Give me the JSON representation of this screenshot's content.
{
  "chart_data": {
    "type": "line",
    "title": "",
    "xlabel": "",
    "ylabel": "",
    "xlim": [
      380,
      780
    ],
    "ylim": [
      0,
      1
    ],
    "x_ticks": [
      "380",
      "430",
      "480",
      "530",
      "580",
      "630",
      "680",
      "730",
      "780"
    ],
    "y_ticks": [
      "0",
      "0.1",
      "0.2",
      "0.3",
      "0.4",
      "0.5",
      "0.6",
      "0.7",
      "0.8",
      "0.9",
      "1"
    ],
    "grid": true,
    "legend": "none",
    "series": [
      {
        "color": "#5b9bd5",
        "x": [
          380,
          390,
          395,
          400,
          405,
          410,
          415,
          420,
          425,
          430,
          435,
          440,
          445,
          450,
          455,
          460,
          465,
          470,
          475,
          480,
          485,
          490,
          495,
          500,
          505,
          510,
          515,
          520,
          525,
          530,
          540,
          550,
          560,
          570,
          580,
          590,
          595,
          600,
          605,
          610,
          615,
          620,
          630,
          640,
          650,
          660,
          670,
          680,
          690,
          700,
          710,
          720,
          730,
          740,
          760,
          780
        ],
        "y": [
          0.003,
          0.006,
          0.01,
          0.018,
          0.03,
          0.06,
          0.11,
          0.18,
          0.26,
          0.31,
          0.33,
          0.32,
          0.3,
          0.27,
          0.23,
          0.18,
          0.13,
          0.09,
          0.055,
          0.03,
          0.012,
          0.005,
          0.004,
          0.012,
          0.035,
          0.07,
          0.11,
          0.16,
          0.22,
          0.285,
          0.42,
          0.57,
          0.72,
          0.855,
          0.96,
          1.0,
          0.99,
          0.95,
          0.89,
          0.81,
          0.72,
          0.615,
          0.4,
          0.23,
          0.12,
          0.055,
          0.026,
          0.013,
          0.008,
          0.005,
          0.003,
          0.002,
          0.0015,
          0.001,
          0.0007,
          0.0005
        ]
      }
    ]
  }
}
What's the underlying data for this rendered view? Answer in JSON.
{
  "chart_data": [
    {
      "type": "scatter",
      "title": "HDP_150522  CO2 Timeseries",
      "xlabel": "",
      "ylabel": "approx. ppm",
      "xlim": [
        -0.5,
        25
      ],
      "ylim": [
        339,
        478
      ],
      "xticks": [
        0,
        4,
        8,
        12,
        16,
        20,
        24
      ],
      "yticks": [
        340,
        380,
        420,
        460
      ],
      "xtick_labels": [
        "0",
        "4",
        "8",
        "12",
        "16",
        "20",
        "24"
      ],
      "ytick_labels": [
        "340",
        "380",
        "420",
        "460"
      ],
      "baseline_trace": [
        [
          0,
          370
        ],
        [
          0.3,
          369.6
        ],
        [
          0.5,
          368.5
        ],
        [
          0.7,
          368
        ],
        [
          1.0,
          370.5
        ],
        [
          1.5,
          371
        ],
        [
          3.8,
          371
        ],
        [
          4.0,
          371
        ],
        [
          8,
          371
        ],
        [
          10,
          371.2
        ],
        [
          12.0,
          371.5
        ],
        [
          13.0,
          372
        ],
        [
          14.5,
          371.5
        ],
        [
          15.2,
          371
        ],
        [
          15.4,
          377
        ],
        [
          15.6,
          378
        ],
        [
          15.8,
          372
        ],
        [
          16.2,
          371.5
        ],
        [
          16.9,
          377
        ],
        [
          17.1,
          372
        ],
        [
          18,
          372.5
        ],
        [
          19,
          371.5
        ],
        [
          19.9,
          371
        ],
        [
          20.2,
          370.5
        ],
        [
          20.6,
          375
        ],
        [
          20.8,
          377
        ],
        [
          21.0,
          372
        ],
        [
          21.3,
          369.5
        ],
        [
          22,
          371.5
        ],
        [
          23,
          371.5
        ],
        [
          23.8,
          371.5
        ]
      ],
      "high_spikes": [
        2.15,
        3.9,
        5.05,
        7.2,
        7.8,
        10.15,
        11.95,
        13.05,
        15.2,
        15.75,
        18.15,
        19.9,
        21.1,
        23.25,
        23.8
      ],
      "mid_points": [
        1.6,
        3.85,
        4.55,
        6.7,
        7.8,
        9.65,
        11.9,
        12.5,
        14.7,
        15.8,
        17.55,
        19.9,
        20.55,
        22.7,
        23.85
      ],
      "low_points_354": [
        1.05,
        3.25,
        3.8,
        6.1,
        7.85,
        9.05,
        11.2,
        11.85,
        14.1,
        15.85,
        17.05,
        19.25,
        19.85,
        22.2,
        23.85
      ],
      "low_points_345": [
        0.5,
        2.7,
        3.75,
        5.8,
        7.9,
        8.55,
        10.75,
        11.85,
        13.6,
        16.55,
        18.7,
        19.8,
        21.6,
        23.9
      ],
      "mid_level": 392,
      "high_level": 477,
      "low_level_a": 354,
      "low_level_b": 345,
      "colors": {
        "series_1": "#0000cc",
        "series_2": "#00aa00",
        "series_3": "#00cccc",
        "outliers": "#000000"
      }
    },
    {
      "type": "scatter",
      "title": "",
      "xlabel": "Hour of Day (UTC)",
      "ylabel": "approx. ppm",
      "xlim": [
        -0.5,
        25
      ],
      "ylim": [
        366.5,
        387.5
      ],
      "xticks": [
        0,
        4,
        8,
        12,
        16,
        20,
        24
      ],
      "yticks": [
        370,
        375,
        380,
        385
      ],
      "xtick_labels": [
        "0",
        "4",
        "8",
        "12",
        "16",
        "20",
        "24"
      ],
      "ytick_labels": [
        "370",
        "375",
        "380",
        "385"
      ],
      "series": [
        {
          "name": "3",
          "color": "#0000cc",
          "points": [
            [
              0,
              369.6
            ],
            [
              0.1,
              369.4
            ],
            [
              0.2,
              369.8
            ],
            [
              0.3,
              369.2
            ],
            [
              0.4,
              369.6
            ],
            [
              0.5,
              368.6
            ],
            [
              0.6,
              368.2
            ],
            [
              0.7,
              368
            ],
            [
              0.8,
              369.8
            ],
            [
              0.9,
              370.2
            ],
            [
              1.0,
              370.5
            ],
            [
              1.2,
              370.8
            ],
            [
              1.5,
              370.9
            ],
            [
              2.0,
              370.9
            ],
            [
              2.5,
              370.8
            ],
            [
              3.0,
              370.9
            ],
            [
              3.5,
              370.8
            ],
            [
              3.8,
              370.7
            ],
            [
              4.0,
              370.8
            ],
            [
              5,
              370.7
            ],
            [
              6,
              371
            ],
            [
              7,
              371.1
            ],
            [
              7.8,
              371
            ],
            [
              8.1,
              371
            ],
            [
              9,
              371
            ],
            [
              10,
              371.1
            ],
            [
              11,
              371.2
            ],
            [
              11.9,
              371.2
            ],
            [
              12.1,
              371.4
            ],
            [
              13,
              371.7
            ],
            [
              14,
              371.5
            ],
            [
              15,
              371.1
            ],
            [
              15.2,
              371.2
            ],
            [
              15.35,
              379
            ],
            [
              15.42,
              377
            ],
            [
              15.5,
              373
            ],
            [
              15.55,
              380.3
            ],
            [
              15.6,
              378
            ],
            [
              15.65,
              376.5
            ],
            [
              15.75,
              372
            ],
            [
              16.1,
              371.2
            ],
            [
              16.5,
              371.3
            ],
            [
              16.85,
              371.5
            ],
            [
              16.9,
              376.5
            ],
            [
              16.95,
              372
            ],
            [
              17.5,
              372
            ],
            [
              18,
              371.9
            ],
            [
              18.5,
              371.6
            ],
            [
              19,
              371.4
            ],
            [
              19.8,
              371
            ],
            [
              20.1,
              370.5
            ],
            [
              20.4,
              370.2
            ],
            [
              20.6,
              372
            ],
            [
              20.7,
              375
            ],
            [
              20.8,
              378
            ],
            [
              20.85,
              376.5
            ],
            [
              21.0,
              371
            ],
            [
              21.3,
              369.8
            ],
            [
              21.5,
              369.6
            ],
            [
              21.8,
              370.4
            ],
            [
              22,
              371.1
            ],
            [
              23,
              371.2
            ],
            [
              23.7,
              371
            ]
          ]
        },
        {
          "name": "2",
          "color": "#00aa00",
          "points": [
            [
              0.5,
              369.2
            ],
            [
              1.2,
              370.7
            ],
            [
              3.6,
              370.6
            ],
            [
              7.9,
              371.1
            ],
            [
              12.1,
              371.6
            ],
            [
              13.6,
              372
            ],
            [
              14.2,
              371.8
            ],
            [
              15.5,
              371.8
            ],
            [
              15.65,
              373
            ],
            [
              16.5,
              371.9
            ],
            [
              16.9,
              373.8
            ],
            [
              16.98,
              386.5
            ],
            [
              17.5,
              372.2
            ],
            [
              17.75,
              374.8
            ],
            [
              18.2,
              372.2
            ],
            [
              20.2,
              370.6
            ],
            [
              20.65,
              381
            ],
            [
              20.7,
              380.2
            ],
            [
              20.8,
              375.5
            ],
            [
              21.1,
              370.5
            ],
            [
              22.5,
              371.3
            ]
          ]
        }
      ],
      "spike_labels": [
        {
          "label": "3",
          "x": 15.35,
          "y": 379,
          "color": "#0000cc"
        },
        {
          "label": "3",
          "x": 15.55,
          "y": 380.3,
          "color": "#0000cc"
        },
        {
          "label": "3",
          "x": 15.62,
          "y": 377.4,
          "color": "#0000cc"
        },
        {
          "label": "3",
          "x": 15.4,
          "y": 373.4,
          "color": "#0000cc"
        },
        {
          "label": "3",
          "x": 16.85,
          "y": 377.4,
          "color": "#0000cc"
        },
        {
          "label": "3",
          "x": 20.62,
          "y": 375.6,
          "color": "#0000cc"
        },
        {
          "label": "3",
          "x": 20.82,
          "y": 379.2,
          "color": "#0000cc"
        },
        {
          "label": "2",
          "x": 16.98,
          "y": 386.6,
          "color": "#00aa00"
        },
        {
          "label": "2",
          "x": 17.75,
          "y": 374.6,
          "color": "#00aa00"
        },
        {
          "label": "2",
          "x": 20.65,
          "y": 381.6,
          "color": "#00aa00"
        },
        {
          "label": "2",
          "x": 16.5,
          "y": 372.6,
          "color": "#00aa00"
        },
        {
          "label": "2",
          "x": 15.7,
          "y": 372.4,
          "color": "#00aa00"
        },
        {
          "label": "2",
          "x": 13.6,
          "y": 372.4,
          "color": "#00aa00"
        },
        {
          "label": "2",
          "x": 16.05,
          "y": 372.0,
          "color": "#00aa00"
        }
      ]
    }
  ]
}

#####

> **WORK TO DO**: Say how many lines in the records contain the string "JSON", and say nothing else.

> **CORRECT ANSWER**: 2